Exercise prompt: Starting at the line that contains "title-bar: File Chronology xyxy=(0,0,967,31)" and ending with the line that contains "report-page: Bailey re", rewrite those records below with "Chronology" renamed to "Timeline" and nothing else altered. Give back only those lines.

Input rows:
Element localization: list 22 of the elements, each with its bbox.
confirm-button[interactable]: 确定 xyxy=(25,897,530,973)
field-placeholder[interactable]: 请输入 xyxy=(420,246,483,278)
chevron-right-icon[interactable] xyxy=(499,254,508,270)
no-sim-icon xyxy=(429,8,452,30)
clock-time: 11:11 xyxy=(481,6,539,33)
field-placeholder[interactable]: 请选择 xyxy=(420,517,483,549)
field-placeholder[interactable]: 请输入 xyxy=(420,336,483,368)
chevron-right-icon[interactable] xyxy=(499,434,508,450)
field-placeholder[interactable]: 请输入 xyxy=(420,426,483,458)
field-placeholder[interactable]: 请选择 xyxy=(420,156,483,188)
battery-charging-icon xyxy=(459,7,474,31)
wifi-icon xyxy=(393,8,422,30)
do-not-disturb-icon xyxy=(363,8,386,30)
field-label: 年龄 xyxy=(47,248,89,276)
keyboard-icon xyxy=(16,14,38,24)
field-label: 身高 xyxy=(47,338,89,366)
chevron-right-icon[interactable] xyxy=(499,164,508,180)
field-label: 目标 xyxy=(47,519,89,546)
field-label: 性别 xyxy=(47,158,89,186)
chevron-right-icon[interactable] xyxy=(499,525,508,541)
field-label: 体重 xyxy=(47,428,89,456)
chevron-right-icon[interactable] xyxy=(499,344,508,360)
---
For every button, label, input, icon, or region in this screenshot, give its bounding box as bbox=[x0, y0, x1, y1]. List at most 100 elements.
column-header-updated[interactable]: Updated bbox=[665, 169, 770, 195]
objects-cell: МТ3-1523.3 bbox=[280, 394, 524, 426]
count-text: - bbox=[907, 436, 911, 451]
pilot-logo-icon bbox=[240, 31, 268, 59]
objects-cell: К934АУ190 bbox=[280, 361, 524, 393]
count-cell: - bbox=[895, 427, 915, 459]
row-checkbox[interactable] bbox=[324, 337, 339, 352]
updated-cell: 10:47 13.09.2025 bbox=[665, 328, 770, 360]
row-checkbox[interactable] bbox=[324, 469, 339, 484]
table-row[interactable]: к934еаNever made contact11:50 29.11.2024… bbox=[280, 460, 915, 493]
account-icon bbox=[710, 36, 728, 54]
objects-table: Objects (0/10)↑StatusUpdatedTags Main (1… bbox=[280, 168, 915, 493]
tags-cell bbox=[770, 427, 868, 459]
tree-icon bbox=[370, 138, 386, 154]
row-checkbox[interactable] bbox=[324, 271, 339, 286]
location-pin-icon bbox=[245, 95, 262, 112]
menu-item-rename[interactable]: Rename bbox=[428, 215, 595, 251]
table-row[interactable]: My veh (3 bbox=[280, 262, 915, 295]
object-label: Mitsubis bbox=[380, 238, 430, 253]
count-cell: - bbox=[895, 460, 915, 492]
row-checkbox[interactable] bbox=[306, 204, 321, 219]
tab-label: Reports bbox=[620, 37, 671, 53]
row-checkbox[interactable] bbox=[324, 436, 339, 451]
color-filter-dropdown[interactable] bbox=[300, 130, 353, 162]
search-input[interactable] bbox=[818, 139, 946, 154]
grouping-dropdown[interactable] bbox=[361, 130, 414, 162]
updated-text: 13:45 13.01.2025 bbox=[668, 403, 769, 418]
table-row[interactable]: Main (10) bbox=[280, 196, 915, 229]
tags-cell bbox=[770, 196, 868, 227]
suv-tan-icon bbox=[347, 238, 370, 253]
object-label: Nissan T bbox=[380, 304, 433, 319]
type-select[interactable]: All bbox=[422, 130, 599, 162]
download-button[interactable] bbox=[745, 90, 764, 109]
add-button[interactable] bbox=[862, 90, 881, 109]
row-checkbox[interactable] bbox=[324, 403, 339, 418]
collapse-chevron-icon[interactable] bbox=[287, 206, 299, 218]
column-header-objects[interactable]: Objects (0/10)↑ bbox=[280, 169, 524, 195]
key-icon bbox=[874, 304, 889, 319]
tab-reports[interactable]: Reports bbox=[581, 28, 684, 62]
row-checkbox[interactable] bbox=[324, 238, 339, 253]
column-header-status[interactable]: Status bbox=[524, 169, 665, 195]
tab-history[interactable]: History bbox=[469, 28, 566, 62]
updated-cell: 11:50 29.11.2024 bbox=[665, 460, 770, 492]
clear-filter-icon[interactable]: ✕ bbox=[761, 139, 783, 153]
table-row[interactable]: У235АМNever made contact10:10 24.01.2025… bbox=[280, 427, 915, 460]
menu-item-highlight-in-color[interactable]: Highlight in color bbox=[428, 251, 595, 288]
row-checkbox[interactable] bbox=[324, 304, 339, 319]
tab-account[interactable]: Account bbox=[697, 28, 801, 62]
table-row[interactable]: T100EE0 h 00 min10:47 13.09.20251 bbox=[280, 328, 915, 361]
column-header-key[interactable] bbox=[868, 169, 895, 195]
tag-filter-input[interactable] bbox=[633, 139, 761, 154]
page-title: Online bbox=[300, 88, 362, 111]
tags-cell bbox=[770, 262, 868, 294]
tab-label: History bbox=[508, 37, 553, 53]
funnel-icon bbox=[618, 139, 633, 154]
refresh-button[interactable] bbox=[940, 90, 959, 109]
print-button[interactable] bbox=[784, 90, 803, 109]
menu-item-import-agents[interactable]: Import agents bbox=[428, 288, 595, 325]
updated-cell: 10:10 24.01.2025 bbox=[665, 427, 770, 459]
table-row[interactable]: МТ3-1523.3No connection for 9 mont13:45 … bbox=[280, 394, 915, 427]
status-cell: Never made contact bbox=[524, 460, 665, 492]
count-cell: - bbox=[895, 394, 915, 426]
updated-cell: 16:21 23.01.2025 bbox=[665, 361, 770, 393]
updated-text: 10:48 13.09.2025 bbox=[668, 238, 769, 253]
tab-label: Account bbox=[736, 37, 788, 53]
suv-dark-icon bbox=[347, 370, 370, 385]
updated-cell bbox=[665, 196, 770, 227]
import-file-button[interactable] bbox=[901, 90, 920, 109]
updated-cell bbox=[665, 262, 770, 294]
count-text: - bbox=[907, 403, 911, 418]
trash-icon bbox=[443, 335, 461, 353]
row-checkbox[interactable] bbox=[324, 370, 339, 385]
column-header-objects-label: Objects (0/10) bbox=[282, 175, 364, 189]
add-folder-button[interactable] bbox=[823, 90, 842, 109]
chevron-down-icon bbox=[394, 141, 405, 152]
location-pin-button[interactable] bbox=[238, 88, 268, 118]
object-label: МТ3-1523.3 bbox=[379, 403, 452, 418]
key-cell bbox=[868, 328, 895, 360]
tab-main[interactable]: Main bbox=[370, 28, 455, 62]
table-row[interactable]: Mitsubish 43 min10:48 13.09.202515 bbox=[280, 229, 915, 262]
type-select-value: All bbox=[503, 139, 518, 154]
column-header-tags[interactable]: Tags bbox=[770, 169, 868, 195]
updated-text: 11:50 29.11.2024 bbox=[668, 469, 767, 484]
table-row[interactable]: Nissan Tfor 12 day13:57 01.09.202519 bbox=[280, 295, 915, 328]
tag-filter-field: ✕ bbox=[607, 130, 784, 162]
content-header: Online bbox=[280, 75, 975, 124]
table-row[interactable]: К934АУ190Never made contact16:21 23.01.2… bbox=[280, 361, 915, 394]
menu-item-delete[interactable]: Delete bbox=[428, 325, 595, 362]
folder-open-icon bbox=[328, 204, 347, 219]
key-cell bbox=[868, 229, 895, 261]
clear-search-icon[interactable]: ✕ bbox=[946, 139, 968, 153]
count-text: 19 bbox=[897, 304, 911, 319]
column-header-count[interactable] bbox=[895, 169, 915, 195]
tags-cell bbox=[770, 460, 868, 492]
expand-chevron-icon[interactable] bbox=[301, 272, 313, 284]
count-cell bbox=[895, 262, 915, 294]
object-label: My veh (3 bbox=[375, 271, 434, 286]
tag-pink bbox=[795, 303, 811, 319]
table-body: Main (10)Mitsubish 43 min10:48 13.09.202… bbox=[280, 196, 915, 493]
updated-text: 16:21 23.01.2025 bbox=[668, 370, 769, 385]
--
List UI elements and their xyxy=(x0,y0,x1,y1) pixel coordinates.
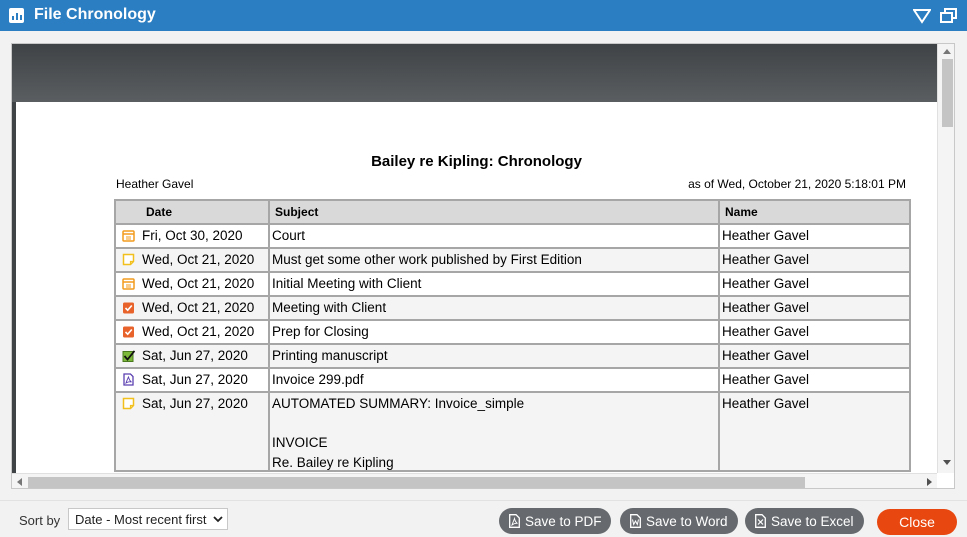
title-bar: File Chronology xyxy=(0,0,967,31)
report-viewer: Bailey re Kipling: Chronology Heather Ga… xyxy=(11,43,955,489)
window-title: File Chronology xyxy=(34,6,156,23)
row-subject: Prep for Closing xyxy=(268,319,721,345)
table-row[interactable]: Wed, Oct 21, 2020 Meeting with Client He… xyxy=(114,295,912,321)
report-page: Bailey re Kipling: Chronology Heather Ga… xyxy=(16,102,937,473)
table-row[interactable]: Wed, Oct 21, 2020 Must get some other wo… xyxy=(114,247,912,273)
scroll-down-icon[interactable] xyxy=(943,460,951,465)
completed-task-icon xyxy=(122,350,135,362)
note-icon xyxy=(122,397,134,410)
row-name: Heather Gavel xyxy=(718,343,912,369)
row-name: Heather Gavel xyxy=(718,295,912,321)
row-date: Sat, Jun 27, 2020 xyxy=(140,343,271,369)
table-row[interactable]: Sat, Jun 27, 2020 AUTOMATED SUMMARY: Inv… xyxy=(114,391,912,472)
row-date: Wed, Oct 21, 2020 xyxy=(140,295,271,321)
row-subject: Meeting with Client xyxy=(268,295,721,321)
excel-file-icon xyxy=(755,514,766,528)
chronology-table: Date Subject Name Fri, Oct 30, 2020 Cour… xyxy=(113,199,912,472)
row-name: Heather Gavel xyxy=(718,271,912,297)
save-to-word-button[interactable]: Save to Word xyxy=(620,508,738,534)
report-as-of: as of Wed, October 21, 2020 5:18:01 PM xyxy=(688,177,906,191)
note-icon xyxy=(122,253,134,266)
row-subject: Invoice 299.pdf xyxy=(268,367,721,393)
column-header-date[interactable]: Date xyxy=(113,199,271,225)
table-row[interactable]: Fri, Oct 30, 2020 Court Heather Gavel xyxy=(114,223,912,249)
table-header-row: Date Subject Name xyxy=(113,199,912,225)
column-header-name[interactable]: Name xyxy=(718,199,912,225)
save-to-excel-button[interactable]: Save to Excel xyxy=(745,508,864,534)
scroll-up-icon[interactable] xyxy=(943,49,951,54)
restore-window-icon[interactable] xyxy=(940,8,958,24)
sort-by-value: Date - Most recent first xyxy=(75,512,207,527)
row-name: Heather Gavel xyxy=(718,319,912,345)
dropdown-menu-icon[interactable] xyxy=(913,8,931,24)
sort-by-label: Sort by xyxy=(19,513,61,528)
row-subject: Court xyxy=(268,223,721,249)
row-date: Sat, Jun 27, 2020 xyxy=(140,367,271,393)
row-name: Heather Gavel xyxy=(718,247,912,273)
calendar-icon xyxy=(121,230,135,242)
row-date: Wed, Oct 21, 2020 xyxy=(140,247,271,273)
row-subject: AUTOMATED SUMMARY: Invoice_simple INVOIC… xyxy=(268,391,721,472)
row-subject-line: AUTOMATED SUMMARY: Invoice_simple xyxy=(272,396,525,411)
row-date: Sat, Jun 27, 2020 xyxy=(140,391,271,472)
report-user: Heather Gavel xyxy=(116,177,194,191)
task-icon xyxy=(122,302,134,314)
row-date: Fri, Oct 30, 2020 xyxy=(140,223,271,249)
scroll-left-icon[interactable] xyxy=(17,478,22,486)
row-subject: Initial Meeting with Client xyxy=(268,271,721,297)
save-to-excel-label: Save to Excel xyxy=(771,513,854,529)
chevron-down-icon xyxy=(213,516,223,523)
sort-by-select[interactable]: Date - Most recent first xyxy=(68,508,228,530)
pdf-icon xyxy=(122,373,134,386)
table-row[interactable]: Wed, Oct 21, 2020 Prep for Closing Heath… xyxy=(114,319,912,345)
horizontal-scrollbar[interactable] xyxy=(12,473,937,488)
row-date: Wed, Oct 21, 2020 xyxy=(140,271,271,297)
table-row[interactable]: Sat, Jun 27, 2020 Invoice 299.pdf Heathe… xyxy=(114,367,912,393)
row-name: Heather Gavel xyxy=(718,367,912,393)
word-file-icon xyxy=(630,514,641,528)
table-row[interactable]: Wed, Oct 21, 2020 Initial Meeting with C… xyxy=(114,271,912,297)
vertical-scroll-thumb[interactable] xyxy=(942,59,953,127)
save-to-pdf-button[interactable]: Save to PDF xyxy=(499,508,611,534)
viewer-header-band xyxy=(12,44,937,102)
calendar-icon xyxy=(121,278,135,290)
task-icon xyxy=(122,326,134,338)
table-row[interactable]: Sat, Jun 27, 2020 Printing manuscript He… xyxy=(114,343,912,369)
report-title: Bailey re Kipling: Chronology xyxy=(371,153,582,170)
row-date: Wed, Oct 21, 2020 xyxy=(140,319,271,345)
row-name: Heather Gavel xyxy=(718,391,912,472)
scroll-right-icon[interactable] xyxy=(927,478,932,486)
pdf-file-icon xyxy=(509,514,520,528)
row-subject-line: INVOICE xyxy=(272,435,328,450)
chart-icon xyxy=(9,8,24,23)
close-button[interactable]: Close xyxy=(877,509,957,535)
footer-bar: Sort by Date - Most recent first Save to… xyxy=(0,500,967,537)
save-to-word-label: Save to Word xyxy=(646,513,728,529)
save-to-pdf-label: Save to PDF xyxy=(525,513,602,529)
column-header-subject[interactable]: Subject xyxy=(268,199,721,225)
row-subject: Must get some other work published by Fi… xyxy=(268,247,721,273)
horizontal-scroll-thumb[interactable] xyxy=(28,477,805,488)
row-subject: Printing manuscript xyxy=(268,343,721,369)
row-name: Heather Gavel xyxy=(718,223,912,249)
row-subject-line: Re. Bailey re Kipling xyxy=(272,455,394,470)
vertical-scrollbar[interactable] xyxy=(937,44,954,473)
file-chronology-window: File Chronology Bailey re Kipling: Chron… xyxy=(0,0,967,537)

Reply to the exercise:
title-bar: File Timeline xyxy=(0,0,967,31)
report-viewer: Bailey re Kipling: Timeline Heather Ga… xyxy=(11,43,955,489)
window-title: File Timeline xyxy=(34,6,156,23)
row-subject: Prep for Closing xyxy=(268,319,721,345)
table-row[interactable]: Wed, Oct 21, 2020 Meeting with Client He… xyxy=(114,295,912,321)
report-page: Bailey re Kipling: Timeline Heather Ga… xyxy=(16,102,937,473)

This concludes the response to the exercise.